-- Start of Data provided --
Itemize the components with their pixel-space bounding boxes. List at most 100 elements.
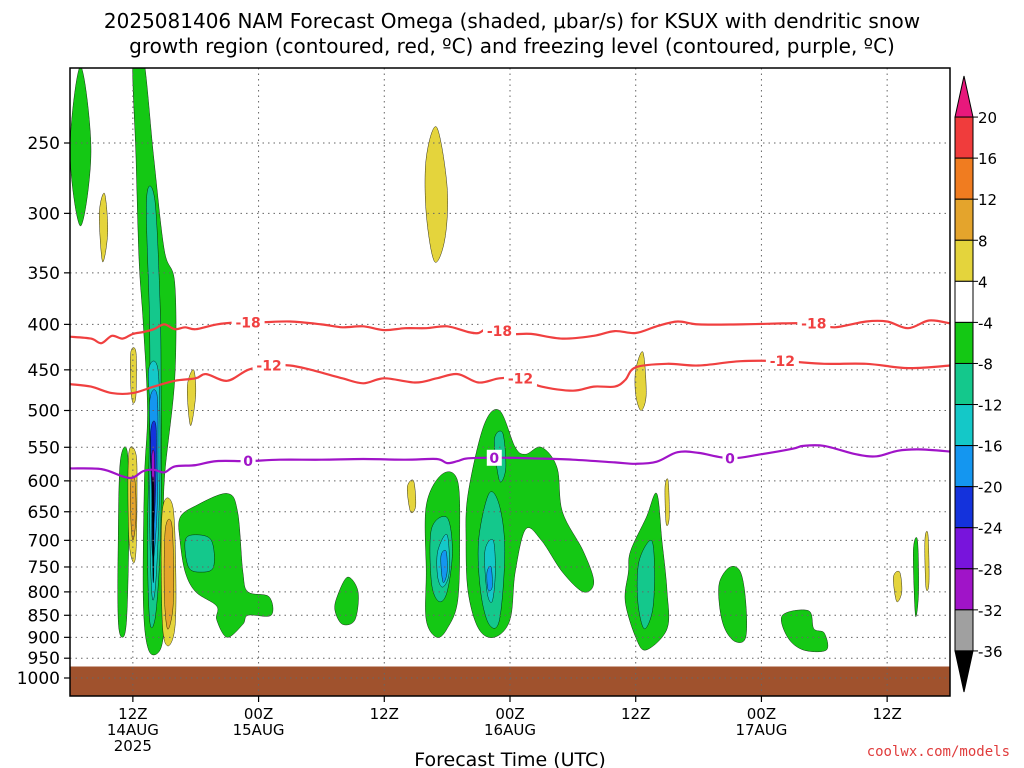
omega-area-18 (334, 576, 359, 626)
colorbar-label-12: -32 (978, 602, 1003, 620)
colorbar-label-1: 16 (978, 150, 997, 168)
x-axis-title: Forecast Time (UTC) (414, 749, 605, 768)
y-tick-label-800: 800 (28, 583, 60, 603)
colorbar-bin-0 (954, 75, 974, 118)
contour-label-bg-0-0 (231, 314, 265, 331)
contour-line-2 (70, 444, 950, 480)
y-tick-label-900: 900 (28, 628, 60, 648)
contour-line-1 (70, 359, 950, 396)
omega-area-19 (424, 126, 448, 263)
omega-shading (70, 68, 930, 656)
y-tick-label-250: 250 (28, 134, 60, 154)
colorbar-label-0: 20 (978, 109, 997, 127)
contour-label-0-2: -18 (801, 316, 826, 332)
contour-label-0-1: -18 (487, 324, 512, 340)
x-tick-label-1-0: 00Z (244, 705, 273, 723)
colorbar-label-3: 8 (978, 232, 988, 250)
omega-area-1 (99, 192, 108, 262)
colorbar-bin-4 (954, 239, 974, 282)
colorbar-label-5: -4 (978, 314, 993, 332)
contour-label-0-0: -18 (235, 315, 260, 331)
omega-area-38 (924, 530, 930, 592)
colorbar-label-7: -12 (978, 397, 1003, 415)
contour-label-1-1: -12 (508, 371, 533, 387)
contour-line-0 (70, 319, 950, 345)
y-tick-label-500: 500 (28, 402, 60, 422)
contour-lines: -18 -18 -18 -12 -12 -12 0 0 0 (70, 314, 950, 480)
colorbar-label-10: -24 (978, 520, 1003, 538)
colorbar-bin-13 (954, 609, 974, 652)
colorbar-bin-10 (954, 486, 974, 529)
x-tick-label-0-1: 14AUG (107, 721, 159, 739)
contour-label-bg-2-1 (486, 449, 502, 466)
contour-label-bg-2-0 (240, 453, 256, 470)
contour-label-bg-0-2 (797, 315, 831, 332)
x-tick-label-2-0: 12Z (370, 705, 399, 723)
colorbar-label-4: 4 (978, 273, 988, 291)
colorbar-bin-2 (954, 157, 974, 200)
y-tick-label-400: 400 (28, 315, 60, 335)
omega-area-17 (184, 534, 215, 573)
colorbar-label-11: -28 (978, 561, 1003, 579)
y-tick-label-450: 450 (28, 361, 60, 381)
colorbar-label-8: -16 (978, 438, 1003, 456)
omega-area-37 (913, 537, 919, 617)
terrain-layer (70, 665, 950, 696)
omega-area-15 (187, 369, 197, 426)
contour-label-2-2: 0 (725, 451, 735, 467)
colorbar-bin-1 (954, 116, 974, 159)
y-tick-label-550: 550 (28, 438, 60, 458)
omega-area-35 (781, 609, 829, 653)
y-axis: 2503003504004505005506006507007508008509… (17, 134, 70, 689)
chart-title-line-1: 2025081406 NAM Forecast Omega (shaded, μ… (103, 9, 921, 33)
omega-area-12 (130, 347, 137, 404)
omega-area-31 (636, 540, 655, 629)
colorbar-bin-7 (954, 362, 974, 406)
colorbar-bin-11 (954, 527, 974, 570)
omega-area-34 (718, 566, 747, 643)
contour-label-bg-0-1 (483, 323, 517, 340)
x-tick-label-5-0: 00Z (747, 705, 776, 723)
colorbar-label-6: -8 (978, 355, 993, 373)
y-tick-label-700: 700 (28, 531, 60, 551)
colorbar-bin-12 (954, 568, 974, 611)
contour-label-bg-2-2 (722, 450, 738, 467)
y-tick-label-600: 600 (28, 472, 60, 492)
colorbar-bin-3 (954, 198, 974, 241)
colorbar-label-2: 12 (978, 191, 997, 209)
x-tick-label-3-1: 16AUG (484, 721, 536, 739)
colorbar-bin-5 (954, 280, 974, 323)
omega-area-14 (163, 518, 174, 630)
y-tick-label-350: 350 (28, 264, 60, 284)
omega-area-28 (486, 566, 493, 592)
y-tick-label-950: 950 (28, 649, 60, 669)
colorbar-label-13: -36 (978, 643, 1003, 661)
colorbar-bin-6 (954, 321, 974, 364)
colorbar-bin-9 (954, 445, 974, 488)
omega-area-20 (407, 479, 417, 514)
contour-label-bg-1-2 (765, 353, 799, 370)
colorbar: 20 16 12 8 4 -4 -8 -12 -16 -20 -24 -28 -32 -36 (954, 75, 1003, 693)
y-tick-label-1000: 1000 (17, 669, 60, 689)
x-tick-label-1-1: 15AUG (233, 721, 285, 739)
contour-label-2-1: 0 (489, 451, 499, 467)
y-tick-label-650: 650 (28, 503, 60, 523)
contour-label-1-0: -12 (256, 359, 281, 375)
x-tick-label-4-0: 12Z (621, 705, 650, 723)
colorbar-label-9: -20 (978, 479, 1003, 497)
x-tick-label-0-0: 12Z (118, 705, 147, 723)
terrain-fill (70, 665, 950, 696)
contour-label-bg-1-0 (252, 357, 286, 374)
colorbar-bin-14 (954, 650, 974, 693)
omega-area-33 (664, 478, 670, 526)
credit-text: coolwx.com/models (866, 744, 1010, 760)
x-tick-label-0-2: 2025 (114, 737, 152, 755)
x-tick-label-6-0: 12Z (872, 705, 901, 723)
omega-area-16 (178, 493, 274, 638)
y-tick-label-750: 750 (28, 558, 60, 578)
contour-label-1-2: -12 (770, 354, 795, 370)
y-tick-label-300: 300 (28, 204, 60, 224)
omega-area-0 (70, 68, 92, 227)
y-tick-label-850: 850 (28, 606, 60, 626)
-- End of Data provided --
[Instructions for the task] Can you turn every line of the items above into a numbered list, skipping any blank lines and leaving the pictures out?

[Solution to the problem]
1. Itemize the components with their pixel-space bounding boxes. List at most 100 elements.
2. omega-area-18 (334, 576, 359, 626)
3. colorbar-label-12: -32 (978, 602, 1003, 620)
4. colorbar-label-1: 16 (978, 150, 997, 168)
5. x-axis-title: Forecast Time (UTC) (414, 749, 605, 768)
6. y-tick-label-800: 800 (28, 583, 60, 603)
7. colorbar-bin-0 (954, 75, 974, 118)
8. contour-label-bg-0-0 (231, 314, 265, 331)
9. contour-line-2 (70, 444, 950, 480)
10. y-tick-label-900: 900 (28, 628, 60, 648)
11. contour-line-1 (70, 359, 950, 396)
12. omega-area-19 (424, 126, 448, 263)
13. omega-shading (70, 68, 930, 656)
14. y-tick-label-250: 250 (28, 134, 60, 154)
15. colorbar-label-0: 20 (978, 109, 997, 127)
16. contour-label-0-2: -18 (801, 316, 826, 332)
17. contour-label-0-1: -18 (487, 324, 512, 340)
18. x-tick-label-1-0: 00Z (244, 705, 273, 723)
19. colorbar-label-3: 8 (978, 232, 988, 250)
20. omega-area-1 (99, 192, 108, 262)
21. colorbar-bin-4 (954, 239, 974, 282)
22. colorbar-label-5: -4 (978, 314, 993, 332)
23. contour-label-0-0: -18 (235, 315, 260, 331)
24. omega-area-38 (924, 530, 930, 592)
25. colorbar-label-7: -12 (978, 397, 1003, 415)
26. contour-label-1-1: -12 (508, 371, 533, 387)
27. contour-line-0 (70, 319, 950, 345)
28. y-tick-label-500: 500 (28, 402, 60, 422)
29. contour-lines: -18 -18 -18 -12 -12 -12 0 0 0 (70, 314, 950, 480)
30. colorbar-label-10: -24 (978, 520, 1003, 538)
31. colorbar-bin-13 (954, 609, 974, 652)
32. colorbar-bin-10 (954, 486, 974, 529)
33. x-tick-label-0-1: 14AUG (107, 721, 159, 739)
34. contour-label-bg-2-1 (486, 449, 502, 466)
35. contour-label-bg-2-0 (240, 453, 256, 470)
36. contour-label-bg-0-2 (797, 315, 831, 332)
37. x-tick-label-2-0: 12Z (370, 705, 399, 723)
38. colorbar-label-4: 4 (978, 273, 988, 291)
39. colorbar-bin-2 (954, 157, 974, 200)
40. y-tick-label-400: 400 (28, 315, 60, 335)
41. omega-area-17 (184, 534, 215, 573)
42. colorbar-label-11: -28 (978, 561, 1003, 579)
43. y-tick-label-450: 450 (28, 361, 60, 381)
44. colorbar-label-8: -16 (978, 438, 1003, 456)
45. omega-area-37 (913, 537, 919, 617)
46. terrain-layer (70, 665, 950, 696)
47. omega-area-15 (187, 369, 197, 426)
48. contour-label-2-2: 0 (725, 451, 735, 467)
49. colorbar-bin-1 (954, 116, 974, 159)
50. y-tick-label-550: 550 (28, 438, 60, 458)
51. omega-area-35 (781, 609, 829, 653)
52. y-axis: 2503003504004505005506006507007508008509… (17, 134, 70, 689)
53. chart-title-line-1: 2025081406 NAM Forecast Omega (shaded, μ… (103, 9, 921, 33)
54. omega-area-12 (130, 347, 137, 404)
55. omega-area-31 (636, 540, 655, 629)
56. colorbar-bin-7 (954, 362, 974, 406)
57. colorbar-bin-11 (954, 527, 974, 570)
58. omega-area-34 (718, 566, 747, 643)
59. contour-label-bg-0-1 (483, 323, 517, 340)
60. x-tick-label-5-0: 00Z (747, 705, 776, 723)
61. colorbar-label-6: -8 (978, 355, 993, 373)
62. y-tick-label-700: 700 (28, 531, 60, 551)
63. colorbar-bin-12 (954, 568, 974, 611)
64. contour-label-bg-2-2 (722, 450, 738, 467)
65. y-tick-label-600: 600 (28, 472, 60, 492)
66. colorbar-bin-3 (954, 198, 974, 241)
67. colorbar-label-2: 12 (978, 191, 997, 209)
68. x-tick-label-3-1: 16AUG (484, 721, 536, 739)
69. colorbar-bin-5 (954, 280, 974, 323)
70. omega-area-14 (163, 518, 174, 630)
71. y-tick-label-350: 350 (28, 264, 60, 284)
72. omega-area-28 (486, 566, 493, 592)
73. y-tick-label-950: 950 (28, 649, 60, 669)
74. colorbar-label-13: -36 (978, 643, 1003, 661)
75. colorbar-bin-6 (954, 321, 974, 364)
76. colorbar-bin-9 (954, 445, 974, 488)
77. omega-area-20 (407, 479, 417, 514)
78. contour-label-bg-1-2 (765, 353, 799, 370)
79. colorbar: 20 16 12 8 4 -4 -8 -12 -16 -20 -24 -28 -32 -36 (954, 75, 1003, 693)
80. y-tick-label-1000: 1000 (17, 669, 60, 689)
81. x-tick-label-1-1: 15AUG (233, 721, 285, 739)
82. contour-label-2-1: 0 (489, 451, 499, 467)
83. y-tick-label-650: 650 (28, 503, 60, 523)
84. contour-label-1-0: -12 (256, 359, 281, 375)
85. x-tick-label-4-0: 12Z (621, 705, 650, 723)
86. colorbar-label-9: -20 (978, 479, 1003, 497)
87. x-tick-label-0-0: 12Z (118, 705, 147, 723)
88. terrain-fill (70, 665, 950, 696)
89. contour-label-bg-1-0 (252, 357, 286, 374)
90. colorbar-bin-14 (954, 650, 974, 693)
91. omega-area-33 (664, 478, 670, 526)
92. credit-text: coolwx.com/models (866, 744, 1010, 760)
93. x-tick-label-0-2: 2025 (114, 737, 152, 755)
94. x-tick-label-6-0: 12Z (872, 705, 901, 723)
95. omega-area-16 (178, 493, 274, 638)
96. y-tick-label-750: 750 (28, 558, 60, 578)
97. contour-label-1-2: -12 (770, 354, 795, 370)
98. y-tick-label-300: 300 (28, 204, 60, 224)
99. omega-area-0 (70, 68, 92, 227)
100. y-tick-label-850: 850 (28, 606, 60, 626)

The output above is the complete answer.